What you need to do:
Skip the pictures and repeat each line of the data exactly.

Material shown:

══════

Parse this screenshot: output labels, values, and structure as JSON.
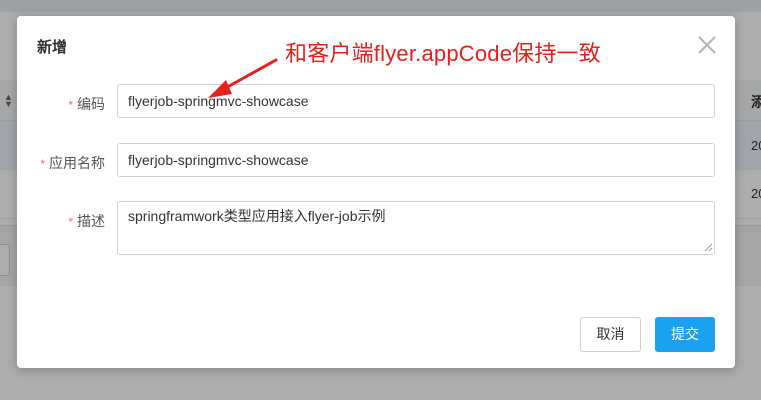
{
  "background": {
    "column_header_right": "添",
    "row_cells_right": [
      "20",
      "20"
    ]
  },
  "modal": {
    "title": "新增",
    "form": {
      "code": {
        "required_mark": "*",
        "label": "编码",
        "value": "flyerjob-springmvc-showcase"
      },
      "name": {
        "required_mark": "*",
        "label": "应用名称",
        "value": "flyerjob-springmvc-showcase"
      },
      "description": {
        "required_mark": "*",
        "label": "描述",
        "value": "springframwork类型应用接入flyer-job示例"
      }
    },
    "buttons": {
      "cancel": "取消",
      "submit": "提交"
    }
  },
  "annotation": {
    "text": "和客户端flyer.appCode保持一致",
    "color": "#e8201c"
  },
  "colors": {
    "primary": "#1aa1f0",
    "required": "#f56c6c"
  },
  "icons": [
    "close-icon",
    "sort-icon",
    "arrow-icon",
    "resize-grip-icon"
  ]
}
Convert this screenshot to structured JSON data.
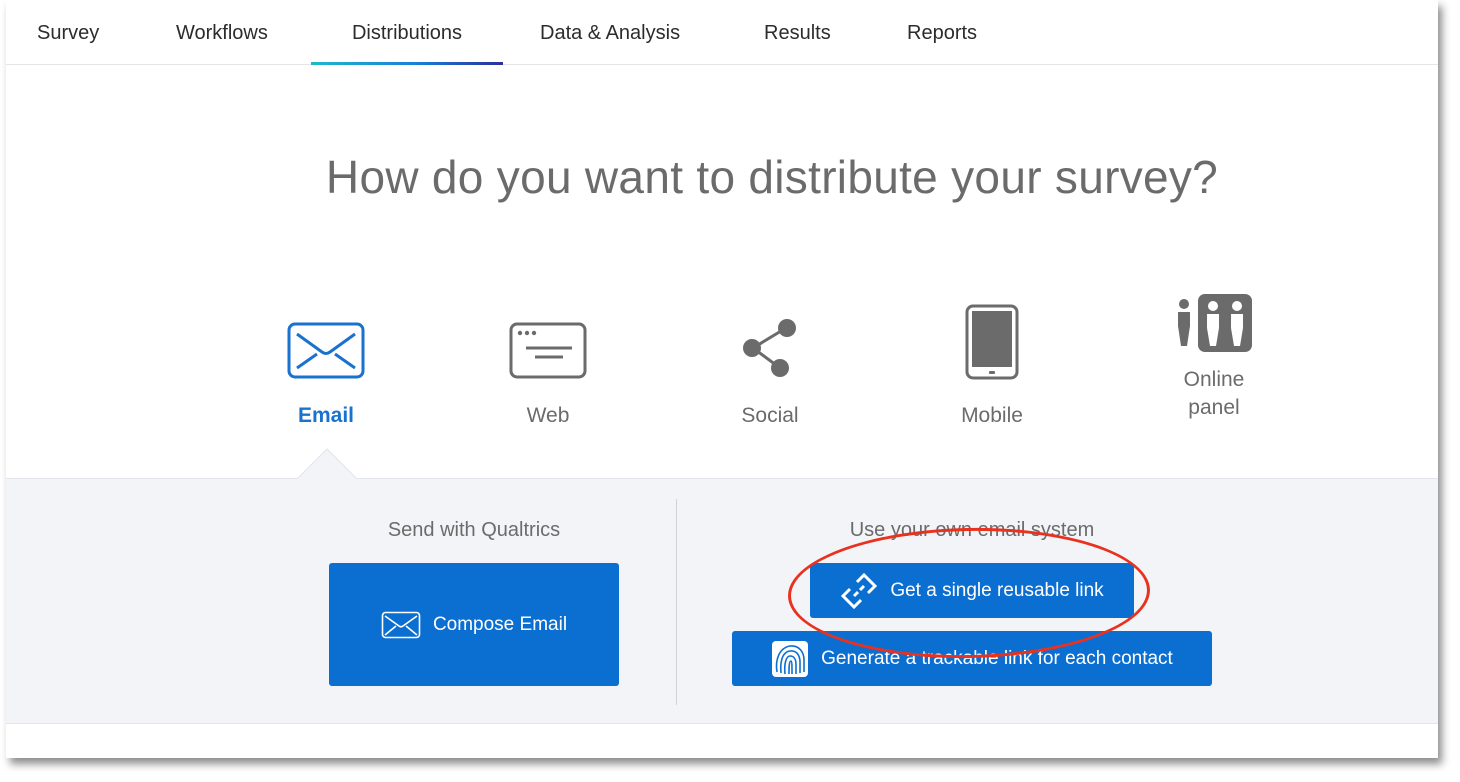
{
  "nav": {
    "tabs": [
      {
        "label": "Survey",
        "active": false
      },
      {
        "label": "Workflows",
        "active": false
      },
      {
        "label": "Distributions",
        "active": true
      },
      {
        "label": "Data & Analysis",
        "active": false
      },
      {
        "label": "Results",
        "active": false
      },
      {
        "label": "Reports",
        "active": false
      }
    ]
  },
  "headline": "How do you want to distribute your survey?",
  "methods": [
    {
      "label": "Email",
      "icon": "envelope-icon",
      "active": true
    },
    {
      "label": "Web",
      "icon": "browser-window-icon",
      "active": false
    },
    {
      "label": "Social",
      "icon": "share-icon",
      "active": false
    },
    {
      "label": "Mobile",
      "icon": "tablet-icon",
      "active": false
    },
    {
      "label_line1": "Online",
      "label_line2": "panel",
      "icon": "people-panel-icon",
      "active": false
    }
  ],
  "email_panel": {
    "qualtrics": {
      "title": "Send with Qualtrics",
      "compose_label": "Compose Email",
      "compose_icon": "envelope-icon"
    },
    "own_system": {
      "title": "Use your own email system",
      "reusable_link_label": "Get a single reusable link",
      "reusable_link_icon": "link-icon",
      "trackable_link_label": "Generate a trackable link for each contact",
      "trackable_link_icon": "fingerprint-icon"
    }
  },
  "colors": {
    "accent": "#0b6fd1",
    "active_label": "#1a72cf",
    "annotation": "#e8321e",
    "panel_bg": "#f3f4f8"
  }
}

══════

Written response:
Parse this screenshot: output labels, values, and structure as JSON.
{
  "background": {
    "column_header_right": "添",
    "row_cells_right": [
      "20",
      "20"
    ]
  },
  "modal": {
    "title": "新增",
    "form": {
      "code": {
        "required_mark": "*",
        "label": "编码",
        "value": "flyerjob-springmvc-showcase"
      },
      "name": {
        "required_mark": "*",
        "label": "应用名称",
        "value": "flyerjob-springmvc-showcase"
      },
      "description": {
        "required_mark": "*",
        "label": "描述",
        "value": "springframwork类型应用接入flyer-job示例"
      }
    },
    "buttons": {
      "cancel": "取消",
      "submit": "提交"
    }
  },
  "annotation": {
    "text": "和客户端flyer.appCode保持一致",
    "color": "#e8201c"
  },
  "colors": {
    "primary": "#1aa1f0",
    "required": "#f56c6c"
  },
  "icons": [
    "close-icon",
    "sort-icon",
    "arrow-icon",
    "resize-grip-icon"
  ]
}
Convert this screenshot to structured JSON data.
{
  "nav": {
    "tabs": [
      {
        "label": "Survey",
        "active": false
      },
      {
        "label": "Workflows",
        "active": false
      },
      {
        "label": "Distributions",
        "active": true
      },
      {
        "label": "Data & Analysis",
        "active": false
      },
      {
        "label": "Results",
        "active": false
      },
      {
        "label": "Reports",
        "active": false
      }
    ]
  },
  "headline": "How do you want to distribute your survey?",
  "methods": [
    {
      "label": "Email",
      "icon": "envelope-icon",
      "active": true
    },
    {
      "label": "Web",
      "icon": "browser-window-icon",
      "active": false
    },
    {
      "label": "Social",
      "icon": "share-icon",
      "active": false
    },
    {
      "label": "Mobile",
      "icon": "tablet-icon",
      "active": false
    },
    {
      "label_line1": "Online",
      "label_line2": "panel",
      "icon": "people-panel-icon",
      "active": false
    }
  ],
  "email_panel": {
    "qualtrics": {
      "title": "Send with Qualtrics",
      "compose_label": "Compose Email",
      "compose_icon": "envelope-icon"
    },
    "own_system": {
      "title": "Use your own email system",
      "reusable_link_label": "Get a single reusable link",
      "reusable_link_icon": "link-icon",
      "trackable_link_label": "Generate a trackable link for each contact",
      "trackable_link_icon": "fingerprint-icon"
    }
  },
  "colors": {
    "accent": "#0b6fd1",
    "active_label": "#1a72cf",
    "annotation": "#e8321e",
    "panel_bg": "#f3f4f8"
  }
}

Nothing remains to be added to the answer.